**TEXTE FOURNI**:
========================
Changement de décret au programme. Après 14 ans de bons et loyaux services, le décret relatif à la cohésion sociale, à Bruxelles, va être modifié. L’avant-projet circule et les premières réactions se font entendre. Les plus virulentes viennent des communes qui se verront déposséder d’un pouvoir fort d’affectation des ressources au profit de la Cocof.
«Ce n’est pas une révolution copernicienne que nous proposons.» David Cordonnier, conseiller de Rudi Vervoort, ministre-président de la Région bruxelloise, chargé de la cohésion sociale au sein de la Commission communautaire française (Cocof), se veut rassurant. Non, la politique de cohésion sociale bruxelloise ne va pas être chamboulée du tout au tout, dit-il en substance. Au contraire, le conseiller de Rudi Vervoort n’a qu’un mot à la bouche: «stabilité».
L’avant-projet de décret relatif à la cohésion sociale a pour but officiel de garantir au tissu associatif bruxellois une pérennité de son financement et de stabiliser les objectifs d’une politique dont les priorités variaient tous les cinq ans. L’enjeu est d’importance pour les 320 associations de la Région de Bruxelles-Capitale qui bénéficient de 12,3 millions d’euros de subsides au titre de la «cohésion sociale», une politique qui prône, entre autres, le vivre-ensemble, la lutte contre l’exclusion sociale, le bien-être économique, social et culturel.
Au cabinet de Rudi Vervoort, on temporise en rappelant que l’avant-projet est en cours de discussion et qu’une concertation a été entamée. «Rien n’est plié à l’avance», assure David Cordonnier. Dans les bureaux du ministre-président de la Région bruxelloise, on minimise volontiers la portée du texte. L’avant-projet de décret propose pourtant des changements profonds dans le paysage morcelé de la cohésion sociale.
Vers l’agrément tant rêvé?
Passer du subside à l’agrément. Beaucoup d’associations en rêvaient. Rudi Vervoort suggère de le faire. Sur le papier, c’est un petit bouleversement. «C’est symbolique, mais c’est une avancée, explique Alain Willaert, du Conseil bruxellois de coordination sociopolitique (CBCS). On passe d’une subsidiation de projet à une subsidiation de structures porteuses de projets.»
========================
**LIGNES DE DONNÉES**:

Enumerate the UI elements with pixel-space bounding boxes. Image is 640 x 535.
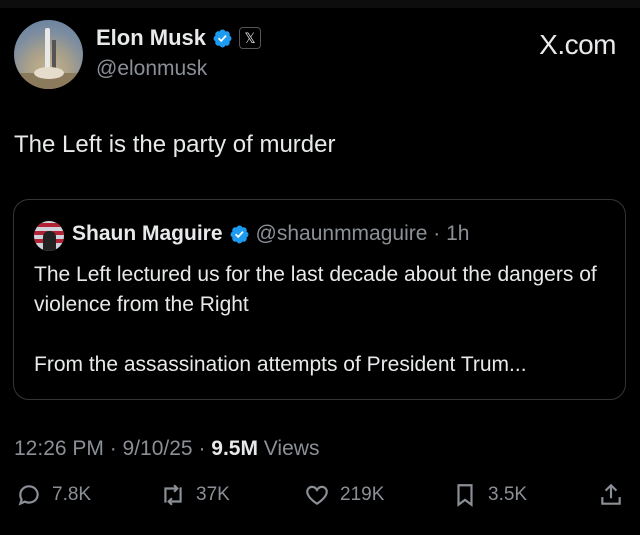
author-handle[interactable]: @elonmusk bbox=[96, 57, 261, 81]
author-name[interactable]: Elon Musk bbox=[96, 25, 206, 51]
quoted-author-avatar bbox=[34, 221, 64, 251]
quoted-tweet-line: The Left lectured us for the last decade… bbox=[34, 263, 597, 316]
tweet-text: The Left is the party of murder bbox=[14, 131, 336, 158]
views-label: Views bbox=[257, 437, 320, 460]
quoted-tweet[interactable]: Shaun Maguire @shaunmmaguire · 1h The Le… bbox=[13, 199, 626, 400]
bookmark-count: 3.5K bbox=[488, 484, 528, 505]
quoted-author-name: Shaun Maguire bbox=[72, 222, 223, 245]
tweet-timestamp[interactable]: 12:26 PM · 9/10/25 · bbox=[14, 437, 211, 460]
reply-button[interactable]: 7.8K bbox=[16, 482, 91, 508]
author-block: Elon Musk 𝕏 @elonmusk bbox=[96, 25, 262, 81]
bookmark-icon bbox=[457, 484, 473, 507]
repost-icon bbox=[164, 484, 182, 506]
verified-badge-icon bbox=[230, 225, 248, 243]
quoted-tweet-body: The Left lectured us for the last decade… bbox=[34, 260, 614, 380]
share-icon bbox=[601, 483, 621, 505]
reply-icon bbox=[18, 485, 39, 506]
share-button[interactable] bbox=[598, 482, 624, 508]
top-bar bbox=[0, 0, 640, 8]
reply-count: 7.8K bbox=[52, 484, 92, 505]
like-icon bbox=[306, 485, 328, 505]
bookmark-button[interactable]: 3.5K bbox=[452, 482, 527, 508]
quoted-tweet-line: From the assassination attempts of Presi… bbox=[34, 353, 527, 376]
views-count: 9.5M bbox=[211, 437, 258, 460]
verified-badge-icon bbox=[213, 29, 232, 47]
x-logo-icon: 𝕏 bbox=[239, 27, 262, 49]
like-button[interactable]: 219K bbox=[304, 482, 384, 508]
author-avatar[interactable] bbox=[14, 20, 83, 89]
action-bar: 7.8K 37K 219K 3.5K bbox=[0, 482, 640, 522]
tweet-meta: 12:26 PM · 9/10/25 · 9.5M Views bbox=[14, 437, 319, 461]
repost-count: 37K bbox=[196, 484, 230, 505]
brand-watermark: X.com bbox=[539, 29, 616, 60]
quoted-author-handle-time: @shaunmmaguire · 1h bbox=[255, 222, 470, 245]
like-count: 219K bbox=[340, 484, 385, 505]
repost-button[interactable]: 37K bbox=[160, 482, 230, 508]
========================
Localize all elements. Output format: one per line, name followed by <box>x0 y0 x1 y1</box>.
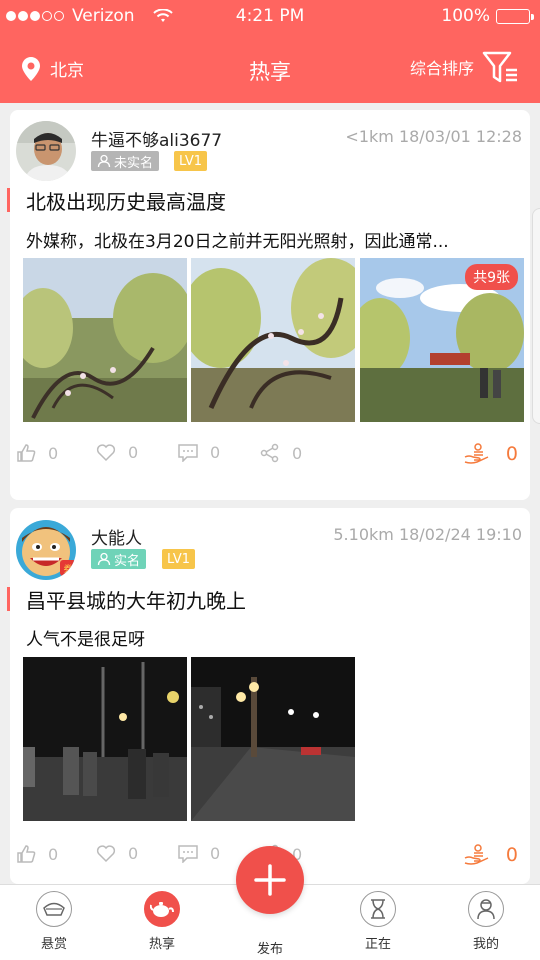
========================
**CONSIGNES**:
**1)** Répondez à ces questions sur le texte consacré au décret de cohésion sociale :
(a) Combien d'associations de la Région de Bruxelles-Capitale touchent des subsides au titre de la « cohésion sociale », et pour quel montant ?
(b) Quel mot David Cordonnier a-t-il sans cesse à la bouche ?
(c) D'après Alain Willaert, de quel type de subsidiation passe-t-on à quel autre ?
**2)** Prolongez le texte consacré au décret de cohésion sociale en partant de sa dernière phrase.

**RÉPONSES PAR CONSIGNE**:
**1)**
(a) 320 associations, pour 12,3 millions d'euros de subsides.
(b) « Stabilité ».
(c) On passe d'une subsidiation de projet à une subsidiation de structures porteuses de projets.

**2)**
Depuis l’adoption du décret cohésion sociale, en 2004, les associations bénéficiaires de subsides cohésion sociale l’étaient suite à un appel à projets quinquennal. Tous les cinq ans, le collège de la Cocof déterminait des «priorités» politiques dont découlaient des appels à projets et des financements. Les priorités actuelles sont l’apprentissage du français, le soutien scolaire, la citoyenneté interculturelle et le vivre-ensemble. Le «vivre-ensemble», par exemple, ne figurait pas dans les priorités du quinquennat précédent, au grand dam de certains acteurs associatifs. Pour remédier à ce problème, le ministre en charge de la Cohésion sociale souhaite intégrer dans le décret les quatre priorités. Les fixer une bonne fois. «Cela éviterait le suspense à chaque fin de quinquennat, reconnaît Anne-Chantal Denis, de la coordination générale de Lire et Écrire à Bruxelles, et permettrait une continuité dans l’action.»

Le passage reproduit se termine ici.